**What is expected**:
Without the pictures, give the entries below again exactly as written.

**Raw data**:
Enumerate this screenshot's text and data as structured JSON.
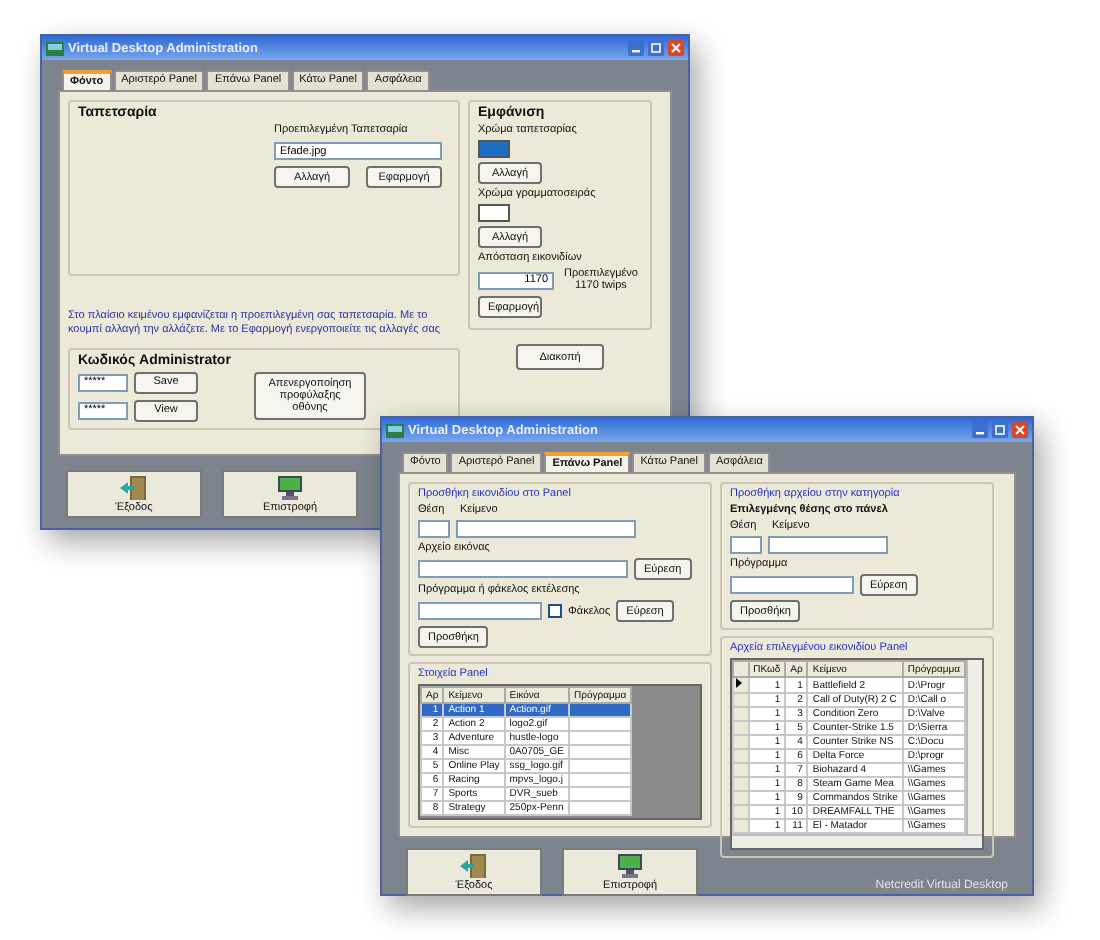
{
  "back_window": {
    "title": "Virtual Desktop Administration",
    "tabs": [
      {
        "label": "Φόντο",
        "selected": true
      },
      {
        "label": "Αριστερό Panel",
        "selected": false
      },
      {
        "label": "Επάνω Panel",
        "selected": false
      },
      {
        "label": "Κάτω Panel",
        "selected": false
      },
      {
        "label": "Ασφάλεια",
        "selected": false
      }
    ],
    "wallpaper_group": {
      "title": "Ταπετσαρία",
      "field_label": "Προεπιλεγμένη Ταπετσαρία",
      "field_value": "Efade.jpg",
      "buttons": [
        "Αλλαγή",
        "Εφαρμογή"
      ]
    },
    "note": "Στο πλαίσιο κειμένου εμφανίζεται η προεπιλεγμένη σας ταπετσαρία. Με το κουμπί αλλαγή την αλλάζετε. Με το Εφαρμογή ενεργοποιείτε τις αλλαγές σας",
    "password_group": {
      "title": "Κωδικός Administrator",
      "rows": [
        {
          "value": "*****",
          "button": "Save"
        },
        {
          "value": "*****",
          "button": "View"
        }
      ],
      "screensaver_button": "Απενεργοποίηση προφύλαξης οθόνης"
    },
    "appearance_group": {
      "title": "Εμφάνιση",
      "colors": [
        {
          "label": "Χρώμα ταπετσαρίας",
          "color": "#1a6fc4",
          "button": "Αλλαγή"
        },
        {
          "label": "Χρώμα γραμματοσειράς",
          "color": "#ffffff",
          "button": "Αλλαγή"
        }
      ],
      "spacing_label": "Απόσταση εικονιδίων",
      "spacing_value": "1170",
      "spacing_hint": "Προεπιλεγμένο 1170 twips",
      "apply_button": "Εφαρμογή"
    },
    "stop_button": "Διακοπή",
    "footer_buttons": [
      {
        "label": "Έξοδος",
        "kind": "exit"
      },
      {
        "label": "Επιστροφή",
        "kind": "return"
      }
    ]
  },
  "front_window": {
    "title": "Virtual Desktop Administration",
    "tabs": [
      {
        "label": "Φόντο",
        "selected": false
      },
      {
        "label": "Αριστερό Panel",
        "selected": false
      },
      {
        "label": "Επάνω Panel",
        "selected": true
      },
      {
        "label": "Κάτω Panel",
        "selected": false
      },
      {
        "label": "Ασφάλεια",
        "selected": false
      }
    ],
    "add_icon_group": {
      "title": "Προσθήκη εικονιδίου στο Panel",
      "position_label": "Θέση",
      "text_label": "Κείμενο",
      "image_label": "Αρχείο εικόνας",
      "image_browse_button": "Εύρεση",
      "program_label": "Πρόγραμμα ή φάκελος εκτέλεσης",
      "folder_checkbox": {
        "label": "Φάκελος",
        "checked": false
      },
      "program_browse_button": "Εύρεση",
      "add_button": "Προσθήκη"
    },
    "panel_items_group": {
      "title": "Στοιχεία Panel",
      "columns": [
        "Αρ",
        "Κείμενο",
        "Εικόνα",
        "Πρόγραμμα"
      ],
      "rows": [
        {
          "number": "1",
          "text": "Action 1",
          "image": "Action.gif",
          "selected": true
        },
        {
          "number": "2",
          "text": "Action 2",
          "image": "logo2.gif",
          "selected": false
        },
        {
          "number": "3",
          "text": "Adventure",
          "image": "hustle-logo",
          "selected": false
        },
        {
          "number": "4",
          "text": "Misc",
          "image": "0A0705_GE",
          "selected": false
        },
        {
          "number": "5",
          "text": "Online Play",
          "image": "ssg_logo.gif",
          "selected": false
        },
        {
          "number": "6",
          "text": "Racing",
          "image": "mpvs_logo.j",
          "selected": false
        },
        {
          "number": "7",
          "text": "Sports",
          "image": "DVR_sueb",
          "selected": false
        },
        {
          "number": "8",
          "text": "Strategy",
          "image": "250px-Penn",
          "selected": false
        }
      ]
    },
    "add_file_group": {
      "title": "Προσθήκη αρχείου στην κατηγορία",
      "subtitle": "Επιλεγμένης θέσης στο πάνελ",
      "position_label": "Θέση",
      "text_label": "Κείμενο",
      "program_label": "Πρόγραμμα",
      "browse_button": "Εύρεση",
      "add_button": "Προσθήκη"
    },
    "files_group": {
      "title": "Αρχεία επιλεγμένου εικονιδίου Panel",
      "columns": [
        "ΠΚωδ",
        "Αρ",
        "Κείμενο",
        "Πρόγραμμα"
      ],
      "rows": [
        {
          "code": "1",
          "number": "1",
          "text": "Battlefield 2",
          "program": "D:\\Progr",
          "current": true
        },
        {
          "code": "1",
          "number": "2",
          "text": "Call of Duty(R) 2 C",
          "program": "D:\\Call o",
          "current": false
        },
        {
          "code": "1",
          "number": "3",
          "text": "Condition Zero",
          "program": "D:\\Valve",
          "current": false
        },
        {
          "code": "1",
          "number": "5",
          "text": "Counter-Strike 1.5",
          "program": "D:\\Sierra",
          "current": false
        },
        {
          "code": "1",
          "number": "4",
          "text": "Counter Strike NS",
          "program": "C:\\Docu",
          "current": false
        },
        {
          "code": "1",
          "number": "6",
          "text": "Delta Force",
          "program": "D:\\progr",
          "current": false
        },
        {
          "code": "1",
          "number": "7",
          "text": "Biohazard 4",
          "program": "\\\\Games",
          "current": false
        },
        {
          "code": "1",
          "number": "8",
          "text": "Steam Game Mea",
          "program": "\\\\Games",
          "current": false
        },
        {
          "code": "1",
          "number": "9",
          "text": "Commandos Strike",
          "program": "\\\\Games",
          "current": false
        },
        {
          "code": "1",
          "number": "10",
          "text": "DREAMFALL THE",
          "program": "\\\\Games",
          "current": false
        },
        {
          "code": "1",
          "number": "11",
          "text": "El - Matador",
          "program": "\\\\Games",
          "current": false
        }
      ]
    },
    "footer_buttons": [
      {
        "label": "Έξοδος",
        "kind": "exit"
      },
      {
        "label": "Επιστροφή",
        "kind": "return"
      }
    ],
    "footer_text": "Netcredit Virtual Desktop"
  }
}
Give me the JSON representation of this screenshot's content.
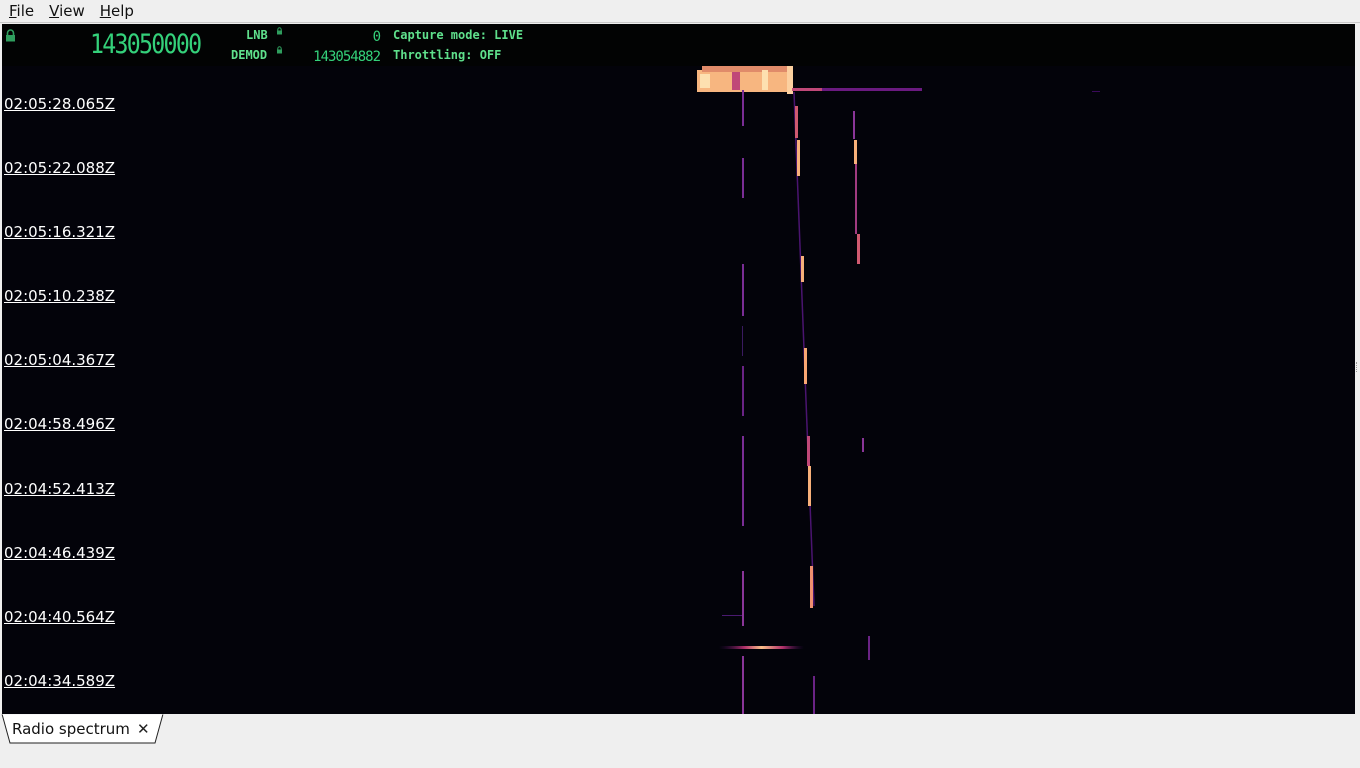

**Written answer**:
Enumerate this screenshot's text and data as structured JSON.
{
  "back_window": {
    "title": "Virtual Desktop Administration",
    "tabs": [
      {
        "label": "Φόντο",
        "selected": true
      },
      {
        "label": "Αριστερό Panel",
        "selected": false
      },
      {
        "label": "Επάνω Panel",
        "selected": false
      },
      {
        "label": "Κάτω Panel",
        "selected": false
      },
      {
        "label": "Ασφάλεια",
        "selected": false
      }
    ],
    "wallpaper_group": {
      "title": "Ταπετσαρία",
      "field_label": "Προεπιλεγμένη Ταπετσαρία",
      "field_value": "Efade.jpg",
      "buttons": [
        "Αλλαγή",
        "Εφαρμογή"
      ]
    },
    "note": "Στο πλαίσιο κειμένου εμφανίζεται η προεπιλεγμένη σας ταπετσαρία. Με το κουμπί αλλαγή την αλλάζετε. Με το Εφαρμογή ενεργοποιείτε τις αλλαγές σας",
    "password_group": {
      "title": "Κωδικός Administrator",
      "rows": [
        {
          "value": "*****",
          "button": "Save"
        },
        {
          "value": "*****",
          "button": "View"
        }
      ],
      "screensaver_button": "Απενεργοποίηση προφύλαξης οθόνης"
    },
    "appearance_group": {
      "title": "Εμφάνιση",
      "colors": [
        {
          "label": "Χρώμα ταπετσαρίας",
          "color": "#1a6fc4",
          "button": "Αλλαγή"
        },
        {
          "label": "Χρώμα γραμματοσειράς",
          "color": "#ffffff",
          "button": "Αλλαγή"
        }
      ],
      "spacing_label": "Απόσταση εικονιδίων",
      "spacing_value": "1170",
      "spacing_hint": "Προεπιλεγμένο 1170 twips",
      "apply_button": "Εφαρμογή"
    },
    "stop_button": "Διακοπή",
    "footer_buttons": [
      {
        "label": "Έξοδος",
        "kind": "exit"
      },
      {
        "label": "Επιστροφή",
        "kind": "return"
      }
    ]
  },
  "front_window": {
    "title": "Virtual Desktop Administration",
    "tabs": [
      {
        "label": "Φόντο",
        "selected": false
      },
      {
        "label": "Αριστερό Panel",
        "selected": false
      },
      {
        "label": "Επάνω Panel",
        "selected": true
      },
      {
        "label": "Κάτω Panel",
        "selected": false
      },
      {
        "label": "Ασφάλεια",
        "selected": false
      }
    ],
    "add_icon_group": {
      "title": "Προσθήκη εικονιδίου στο Panel",
      "position_label": "Θέση",
      "text_label": "Κείμενο",
      "image_label": "Αρχείο εικόνας",
      "image_browse_button": "Εύρεση",
      "program_label": "Πρόγραμμα ή φάκελος εκτέλεσης",
      "folder_checkbox": {
        "label": "Φάκελος",
        "checked": false
      },
      "program_browse_button": "Εύρεση",
      "add_button": "Προσθήκη"
    },
    "panel_items_group": {
      "title": "Στοιχεία Panel",
      "columns": [
        "Αρ",
        "Κείμενο",
        "Εικόνα",
        "Πρόγραμμα"
      ],
      "rows": [
        {
          "number": "1",
          "text": "Action 1",
          "image": "Action.gif",
          "selected": true
        },
        {
          "number": "2",
          "text": "Action 2",
          "image": "logo2.gif",
          "selected": false
        },
        {
          "number": "3",
          "text": "Adventure",
          "image": "hustle-logo",
          "selected": false
        },
        {
          "number": "4",
          "text": "Misc",
          "image": "0A0705_GE",
          "selected": false
        },
        {
          "number": "5",
          "text": "Online Play",
          "image": "ssg_logo.gif",
          "selected": false
        },
        {
          "number": "6",
          "text": "Racing",
          "image": "mpvs_logo.j",
          "selected": false
        },
        {
          "number": "7",
          "text": "Sports",
          "image": "DVR_sueb",
          "selected": false
        },
        {
          "number": "8",
          "text": "Strategy",
          "image": "250px-Penn",
          "selected": false
        }
      ]
    },
    "add_file_group": {
      "title": "Προσθήκη αρχείου στην κατηγορία",
      "subtitle": "Επιλεγμένης θέσης στο πάνελ",
      "position_label": "Θέση",
      "text_label": "Κείμενο",
      "program_label": "Πρόγραμμα",
      "browse_button": "Εύρεση",
      "add_button": "Προσθήκη"
    },
    "files_group": {
      "title": "Αρχεία επιλεγμένου εικονιδίου Panel",
      "columns": [
        "ΠΚωδ",
        "Αρ",
        "Κείμενο",
        "Πρόγραμμα"
      ],
      "rows": [
        {
          "code": "1",
          "number": "1",
          "text": "Battlefield 2",
          "program": "D:\\Progr",
          "current": true
        },
        {
          "code": "1",
          "number": "2",
          "text": "Call of Duty(R) 2 C",
          "program": "D:\\Call o",
          "current": false
        },
        {
          "code": "1",
          "number": "3",
          "text": "Condition Zero",
          "program": "D:\\Valve",
          "current": false
        },
        {
          "code": "1",
          "number": "5",
          "text": "Counter-Strike 1.5",
          "program": "D:\\Sierra",
          "current": false
        },
        {
          "code": "1",
          "number": "4",
          "text": "Counter Strike NS",
          "program": "C:\\Docu",
          "current": false
        },
        {
          "code": "1",
          "number": "6",
          "text": "Delta Force",
          "program": "D:\\progr",
          "current": false
        },
        {
          "code": "1",
          "number": "7",
          "text": "Biohazard 4",
          "program": "\\\\Games",
          "current": false
        },
        {
          "code": "1",
          "number": "8",
          "text": "Steam Game Mea",
          "program": "\\\\Games",
          "current": false
        },
        {
          "code": "1",
          "number": "9",
          "text": "Commandos Strike",
          "program": "\\\\Games",
          "current": false
        },
        {
          "code": "1",
          "number": "10",
          "text": "DREAMFALL THE",
          "program": "\\\\Games",
          "current": false
        },
        {
          "code": "1",
          "number": "11",
          "text": "El - Matador",
          "program": "\\\\Games",
          "current": false
        }
      ]
    },
    "footer_buttons": [
      {
        "label": "Έξοδος",
        "kind": "exit"
      },
      {
        "label": "Επιστροφή",
        "kind": "return"
      }
    ],
    "footer_text": "Netcredit Virtual Desktop"
  }
}
Give me the JSON representation of this screenshot's content.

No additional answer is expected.